**What you will do**
Leave out the pictures and return every entry exactly as it appears.

**Material supplied**
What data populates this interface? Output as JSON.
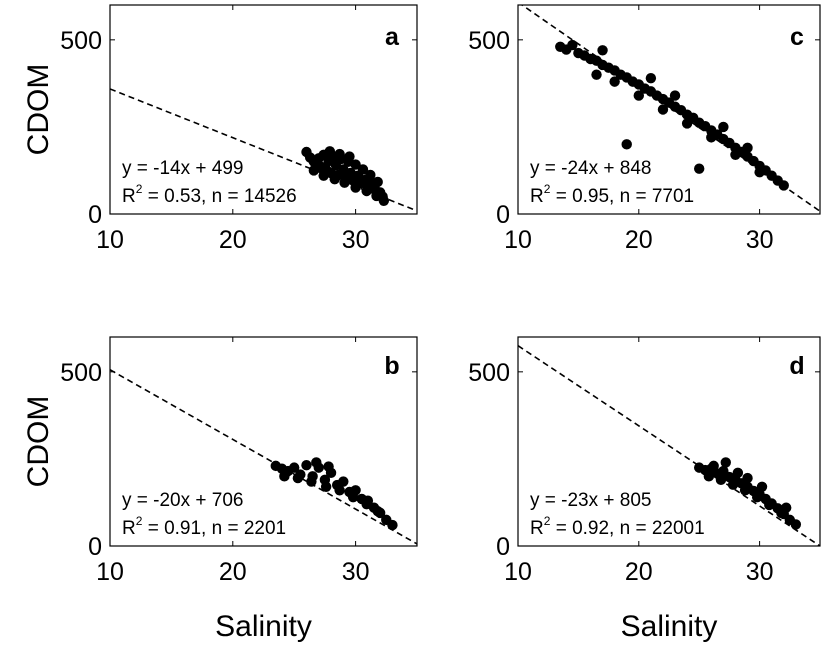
{
  "chart_data": [
    {
      "panel": "a",
      "type": "scatter",
      "xlabel": "",
      "ylabel": "CDOM",
      "xlim": [
        10,
        35
      ],
      "ylim": [
        0,
        600
      ],
      "xticks": [
        10,
        20,
        30
      ],
      "yticks": [
        0,
        500
      ],
      "fit": {
        "slope": -14,
        "intercept": 499
      },
      "equation": "y = -14x + 499",
      "r2_prefix": "R",
      "r2_sup": "2",
      "r2_rest": " = 0.53, n = 14526",
      "points": [
        [
          26.0,
          178
        ],
        [
          26.3,
          162
        ],
        [
          26.6,
          150
        ],
        [
          26.8,
          141
        ],
        [
          27.0,
          160
        ],
        [
          27.2,
          135
        ],
        [
          27.4,
          170
        ],
        [
          27.6,
          128
        ],
        [
          27.8,
          152
        ],
        [
          28.0,
          118
        ],
        [
          28.2,
          165
        ],
        [
          28.4,
          140
        ],
        [
          28.6,
          112
        ],
        [
          28.8,
          158
        ],
        [
          29.0,
          128
        ],
        [
          29.2,
          105
        ],
        [
          29.4,
          150
        ],
        [
          29.6,
          118
        ],
        [
          29.8,
          96
        ],
        [
          30.0,
          142
        ],
        [
          30.2,
          110
        ],
        [
          30.4,
          88
        ],
        [
          30.6,
          128
        ],
        [
          30.8,
          98
        ],
        [
          31.0,
          80
        ],
        [
          31.2,
          112
        ],
        [
          31.4,
          88
        ],
        [
          31.6,
          70
        ],
        [
          31.8,
          92
        ],
        [
          32.0,
          62
        ],
        [
          32.2,
          50
        ],
        [
          32.3,
          38
        ],
        [
          26.6,
          125
        ],
        [
          27.4,
          110
        ],
        [
          28.3,
          100
        ],
        [
          29.1,
          90
        ],
        [
          30.0,
          76
        ],
        [
          30.9,
          66
        ],
        [
          31.7,
          52
        ],
        [
          27.9,
          180
        ],
        [
          28.7,
          172
        ],
        [
          29.5,
          165
        ]
      ]
    },
    {
      "panel": "c",
      "type": "scatter",
      "xlabel": "",
      "ylabel": "",
      "xlim": [
        10,
        35
      ],
      "ylim": [
        0,
        600
      ],
      "xticks": [
        10,
        20,
        30
      ],
      "yticks": [
        0,
        500
      ],
      "fit": {
        "slope": -24,
        "intercept": 848
      },
      "equation": "y = -24x + 848",
      "r2_prefix": "R",
      "r2_sup": "2",
      "r2_rest": " = 0.95, n = 7701",
      "points": [
        [
          13.5,
          480
        ],
        [
          14.0,
          472
        ],
        [
          14.5,
          485
        ],
        [
          15.0,
          462
        ],
        [
          15.5,
          455
        ],
        [
          16.0,
          445
        ],
        [
          16.5,
          440
        ],
        [
          17.0,
          428
        ],
        [
          17.5,
          420
        ],
        [
          18.0,
          412
        ],
        [
          18.5,
          400
        ],
        [
          19.0,
          392
        ],
        [
          19.5,
          380
        ],
        [
          20.0,
          372
        ],
        [
          20.5,
          360
        ],
        [
          21.0,
          352
        ],
        [
          21.5,
          340
        ],
        [
          22.0,
          330
        ],
        [
          22.5,
          320
        ],
        [
          23.0,
          308
        ],
        [
          23.5,
          298
        ],
        [
          24.0,
          285
        ],
        [
          24.5,
          276
        ],
        [
          25.0,
          262
        ],
        [
          25.5,
          252
        ],
        [
          26.0,
          240
        ],
        [
          26.5,
          228
        ],
        [
          27.0,
          215
        ],
        [
          27.5,
          204
        ],
        [
          28.0,
          190
        ],
        [
          28.5,
          178
        ],
        [
          29.0,
          165
        ],
        [
          29.5,
          152
        ],
        [
          30.0,
          138
        ],
        [
          30.5,
          125
        ],
        [
          31.0,
          110
        ],
        [
          31.5,
          96
        ],
        [
          32.0,
          82
        ],
        [
          16.5,
          400
        ],
        [
          18.0,
          380
        ],
        [
          20.0,
          340
        ],
        [
          22.0,
          300
        ],
        [
          24.0,
          260
        ],
        [
          26.0,
          220
        ],
        [
          28.0,
          170
        ],
        [
          30.0,
          120
        ],
        [
          19.0,
          200
        ],
        [
          25.0,
          130
        ],
        [
          17.0,
          470
        ],
        [
          21.0,
          390
        ],
        [
          23.0,
          340
        ],
        [
          27.0,
          250
        ],
        [
          29.0,
          190
        ]
      ]
    },
    {
      "panel": "b",
      "type": "scatter",
      "xlabel": "Salinity",
      "ylabel": "CDOM",
      "xlim": [
        10,
        35
      ],
      "ylim": [
        0,
        600
      ],
      "xticks": [
        10,
        20,
        30
      ],
      "yticks": [
        0,
        500
      ],
      "fit": {
        "slope": -20,
        "intercept": 706
      },
      "equation": "y = -20x + 706",
      "r2_prefix": "R",
      "r2_sup": "2",
      "r2_rest": " = 0.91, n = 2201",
      "points": [
        [
          23.5,
          230
        ],
        [
          24.0,
          222
        ],
        [
          24.5,
          215
        ],
        [
          25.0,
          225
        ],
        [
          25.5,
          205
        ],
        [
          26.0,
          232
        ],
        [
          26.5,
          200
        ],
        [
          27.0,
          225
        ],
        [
          27.5,
          190
        ],
        [
          28.0,
          210
        ],
        [
          28.5,
          175
        ],
        [
          29.0,
          185
        ],
        [
          29.5,
          155
        ],
        [
          30.0,
          160
        ],
        [
          30.5,
          135
        ],
        [
          31.0,
          130
        ],
        [
          31.5,
          110
        ],
        [
          32.0,
          95
        ],
        [
          32.5,
          75
        ],
        [
          33.0,
          60
        ],
        [
          24.2,
          200
        ],
        [
          25.3,
          195
        ],
        [
          26.4,
          185
        ],
        [
          27.6,
          170
        ],
        [
          28.7,
          160
        ],
        [
          29.8,
          140
        ],
        [
          30.9,
          120
        ],
        [
          31.8,
          100
        ],
        [
          26.8,
          240
        ],
        [
          27.8,
          228
        ]
      ]
    },
    {
      "panel": "d",
      "type": "scatter",
      "xlabel": "Salinity",
      "ylabel": "",
      "xlim": [
        10,
        35
      ],
      "ylim": [
        0,
        600
      ],
      "xticks": [
        10,
        20,
        30
      ],
      "yticks": [
        0,
        500
      ],
      "fit": {
        "slope": -23,
        "intercept": 805
      },
      "equation": "y = -23x + 805",
      "r2_prefix": "R",
      "r2_sup": "2",
      "r2_rest": " = 0.92, n = 22001",
      "points": [
        [
          25.0,
          225
        ],
        [
          25.5,
          218
        ],
        [
          26.0,
          222
        ],
        [
          26.5,
          208
        ],
        [
          27.0,
          215
        ],
        [
          27.2,
          240
        ],
        [
          27.5,
          198
        ],
        [
          28.0,
          190
        ],
        [
          28.5,
          180
        ],
        [
          29.0,
          170
        ],
        [
          29.5,
          158
        ],
        [
          30.0,
          148
        ],
        [
          30.5,
          135
        ],
        [
          31.0,
          122
        ],
        [
          31.5,
          108
        ],
        [
          32.0,
          92
        ],
        [
          32.5,
          75
        ],
        [
          33.0,
          62
        ],
        [
          25.8,
          200
        ],
        [
          26.8,
          190
        ],
        [
          27.8,
          176
        ],
        [
          28.8,
          160
        ],
        [
          29.8,
          140
        ],
        [
          30.8,
          118
        ],
        [
          31.8,
          95
        ],
        [
          26.2,
          230
        ],
        [
          28.2,
          210
        ],
        [
          30.2,
          170
        ],
        [
          32.2,
          110
        ],
        [
          29.0,
          195
        ]
      ]
    }
  ]
}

**Response**
What data populates this interface? Output as JSON.
{
  "chart_data": [
    {
      "panel": "a",
      "type": "scatter",
      "xlabel": "",
      "ylabel": "CDOM",
      "xlim": [
        10,
        35
      ],
      "ylim": [
        0,
        600
      ],
      "xticks": [
        10,
        20,
        30
      ],
      "yticks": [
        0,
        500
      ],
      "fit": {
        "slope": -14,
        "intercept": 499
      },
      "equation": "y = -14x + 499",
      "r2_prefix": "R",
      "r2_sup": "2",
      "r2_rest": " = 0.53, n = 14526",
      "points": [
        [
          26.0,
          178
        ],
        [
          26.3,
          162
        ],
        [
          26.6,
          150
        ],
        [
          26.8,
          141
        ],
        [
          27.0,
          160
        ],
        [
          27.2,
          135
        ],
        [
          27.4,
          170
        ],
        [
          27.6,
          128
        ],
        [
          27.8,
          152
        ],
        [
          28.0,
          118
        ],
        [
          28.2,
          165
        ],
        [
          28.4,
          140
        ],
        [
          28.6,
          112
        ],
        [
          28.8,
          158
        ],
        [
          29.0,
          128
        ],
        [
          29.2,
          105
        ],
        [
          29.4,
          150
        ],
        [
          29.6,
          118
        ],
        [
          29.8,
          96
        ],
        [
          30.0,
          142
        ],
        [
          30.2,
          110
        ],
        [
          30.4,
          88
        ],
        [
          30.6,
          128
        ],
        [
          30.8,
          98
        ],
        [
          31.0,
          80
        ],
        [
          31.2,
          112
        ],
        [
          31.4,
          88
        ],
        [
          31.6,
          70
        ],
        [
          31.8,
          92
        ],
        [
          32.0,
          62
        ],
        [
          32.2,
          50
        ],
        [
          32.3,
          38
        ],
        [
          26.6,
          125
        ],
        [
          27.4,
          110
        ],
        [
          28.3,
          100
        ],
        [
          29.1,
          90
        ],
        [
          30.0,
          76
        ],
        [
          30.9,
          66
        ],
        [
          31.7,
          52
        ],
        [
          27.9,
          180
        ],
        [
          28.7,
          172
        ],
        [
          29.5,
          165
        ]
      ]
    },
    {
      "panel": "c",
      "type": "scatter",
      "xlabel": "",
      "ylabel": "",
      "xlim": [
        10,
        35
      ],
      "ylim": [
        0,
        600
      ],
      "xticks": [
        10,
        20,
        30
      ],
      "yticks": [
        0,
        500
      ],
      "fit": {
        "slope": -24,
        "intercept": 848
      },
      "equation": "y = -24x + 848",
      "r2_prefix": "R",
      "r2_sup": "2",
      "r2_rest": " = 0.95, n = 7701",
      "points": [
        [
          13.5,
          480
        ],
        [
          14.0,
          472
        ],
        [
          14.5,
          485
        ],
        [
          15.0,
          462
        ],
        [
          15.5,
          455
        ],
        [
          16.0,
          445
        ],
        [
          16.5,
          440
        ],
        [
          17.0,
          428
        ],
        [
          17.5,
          420
        ],
        [
          18.0,
          412
        ],
        [
          18.5,
          400
        ],
        [
          19.0,
          392
        ],
        [
          19.5,
          380
        ],
        [
          20.0,
          372
        ],
        [
          20.5,
          360
        ],
        [
          21.0,
          352
        ],
        [
          21.5,
          340
        ],
        [
          22.0,
          330
        ],
        [
          22.5,
          320
        ],
        [
          23.0,
          308
        ],
        [
          23.5,
          298
        ],
        [
          24.0,
          285
        ],
        [
          24.5,
          276
        ],
        [
          25.0,
          262
        ],
        [
          25.5,
          252
        ],
        [
          26.0,
          240
        ],
        [
          26.5,
          228
        ],
        [
          27.0,
          215
        ],
        [
          27.5,
          204
        ],
        [
          28.0,
          190
        ],
        [
          28.5,
          178
        ],
        [
          29.0,
          165
        ],
        [
          29.5,
          152
        ],
        [
          30.0,
          138
        ],
        [
          30.5,
          125
        ],
        [
          31.0,
          110
        ],
        [
          31.5,
          96
        ],
        [
          32.0,
          82
        ],
        [
          16.5,
          400
        ],
        [
          18.0,
          380
        ],
        [
          20.0,
          340
        ],
        [
          22.0,
          300
        ],
        [
          24.0,
          260
        ],
        [
          26.0,
          220
        ],
        [
          28.0,
          170
        ],
        [
          30.0,
          120
        ],
        [
          19.0,
          200
        ],
        [
          25.0,
          130
        ],
        [
          17.0,
          470
        ],
        [
          21.0,
          390
        ],
        [
          23.0,
          340
        ],
        [
          27.0,
          250
        ],
        [
          29.0,
          190
        ]
      ]
    },
    {
      "panel": "b",
      "type": "scatter",
      "xlabel": "Salinity",
      "ylabel": "CDOM",
      "xlim": [
        10,
        35
      ],
      "ylim": [
        0,
        600
      ],
      "xticks": [
        10,
        20,
        30
      ],
      "yticks": [
        0,
        500
      ],
      "fit": {
        "slope": -20,
        "intercept": 706
      },
      "equation": "y = -20x + 706",
      "r2_prefix": "R",
      "r2_sup": "2",
      "r2_rest": " = 0.91, n = 2201",
      "points": [
        [
          23.5,
          230
        ],
        [
          24.0,
          222
        ],
        [
          24.5,
          215
        ],
        [
          25.0,
          225
        ],
        [
          25.5,
          205
        ],
        [
          26.0,
          232
        ],
        [
          26.5,
          200
        ],
        [
          27.0,
          225
        ],
        [
          27.5,
          190
        ],
        [
          28.0,
          210
        ],
        [
          28.5,
          175
        ],
        [
          29.0,
          185
        ],
        [
          29.5,
          155
        ],
        [
          30.0,
          160
        ],
        [
          30.5,
          135
        ],
        [
          31.0,
          130
        ],
        [
          31.5,
          110
        ],
        [
          32.0,
          95
        ],
        [
          32.5,
          75
        ],
        [
          33.0,
          60
        ],
        [
          24.2,
          200
        ],
        [
          25.3,
          195
        ],
        [
          26.4,
          185
        ],
        [
          27.6,
          170
        ],
        [
          28.7,
          160
        ],
        [
          29.8,
          140
        ],
        [
          30.9,
          120
        ],
        [
          31.8,
          100
        ],
        [
          26.8,
          240
        ],
        [
          27.8,
          228
        ]
      ]
    },
    {
      "panel": "d",
      "type": "scatter",
      "xlabel": "Salinity",
      "ylabel": "",
      "xlim": [
        10,
        35
      ],
      "ylim": [
        0,
        600
      ],
      "xticks": [
        10,
        20,
        30
      ],
      "yticks": [
        0,
        500
      ],
      "fit": {
        "slope": -23,
        "intercept": 805
      },
      "equation": "y = -23x + 805",
      "r2_prefix": "R",
      "r2_sup": "2",
      "r2_rest": " = 0.92, n = 22001",
      "points": [
        [
          25.0,
          225
        ],
        [
          25.5,
          218
        ],
        [
          26.0,
          222
        ],
        [
          26.5,
          208
        ],
        [
          27.0,
          215
        ],
        [
          27.2,
          240
        ],
        [
          27.5,
          198
        ],
        [
          28.0,
          190
        ],
        [
          28.5,
          180
        ],
        [
          29.0,
          170
        ],
        [
          29.5,
          158
        ],
        [
          30.0,
          148
        ],
        [
          30.5,
          135
        ],
        [
          31.0,
          122
        ],
        [
          31.5,
          108
        ],
        [
          32.0,
          92
        ],
        [
          32.5,
          75
        ],
        [
          33.0,
          62
        ],
        [
          25.8,
          200
        ],
        [
          26.8,
          190
        ],
        [
          27.8,
          176
        ],
        [
          28.8,
          160
        ],
        [
          29.8,
          140
        ],
        [
          30.8,
          118
        ],
        [
          31.8,
          95
        ],
        [
          26.2,
          230
        ],
        [
          28.2,
          210
        ],
        [
          30.2,
          170
        ],
        [
          32.2,
          110
        ],
        [
          29.0,
          195
        ]
      ]
    }
  ]
}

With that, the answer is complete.